[課題の条件] 本文抜粋にある次の一文を英語に訳せ。「日本でモンスターペアレントは略称で”モンペ”と呼ばれることが多いです。」

[本文抜粋]
コラム
保護者からのクレームはチャンス?正しいクレーム対処の方法と心構えとは?
保育士の仕事で最も神経をすり減らすのが「保護者からのクレーム」です。
日常から良好な人間関係を築けていれば大きな悩みにはなりませんが、保育園に子供を預ける保護者は共働きで忙しいことが多いため、コミュニケーションも取れず関係性を築いていくことは非常に難しいです。
保護者の中には理不尽で自己中心的な要求をしてくる「モンスターペアレント」と呼ばれる方もいらっしゃいます。こういった方からのクレームはどのように対処するのがベストなのでしょうか?
今回の記事ではモンスターペアレントが急増する背景や、クレームの上手な対処法と心構えをまとめてみました。記事の最後には溜まったストレスの解消法も合わせてご紹介しているので、ぜひ最後までご覧いただければと思います。
急増するモンスターペアレント
ここでは急増するモンスターペアレントとはどんな存在なのか?
急増する背景や特徴などをみていきましょう。
モンスターペアレントって?
モンスターペアレントとは、保育園や幼稚園(小学校以降の学校も含む)などに対して自己中心的で理不尽なクレームをしてくる保護者のことを指します。
日本でモンスターペアレントは略称で”モンペ”と呼ばれることが多いです。
消費者優先の日本では、近年ますます増えているモンペですが、最近では非常識なクレームの矛先は、業務を行っている保育士にではなく、運営を行っている保育園自体に向くことも多いようです。それは労働者である保育士にではなく、より権限を持っている運営元にクレームを入れた方が、話が通りやすいからです。

[データ抜粋]
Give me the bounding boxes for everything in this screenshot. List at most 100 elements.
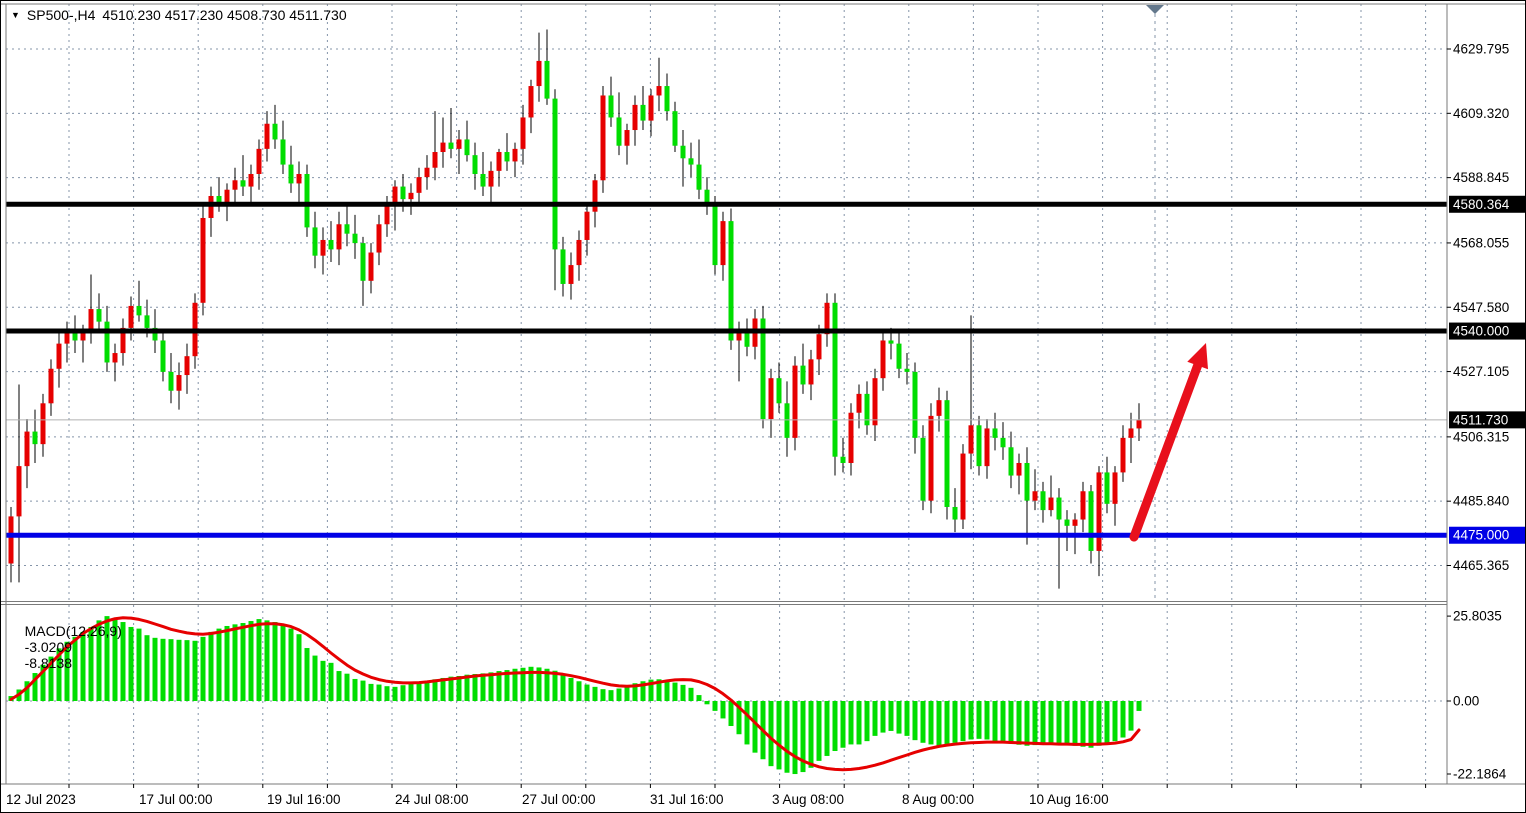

[解答全文] In Japan, monster parents are often referred to by the abbreviation "monpe."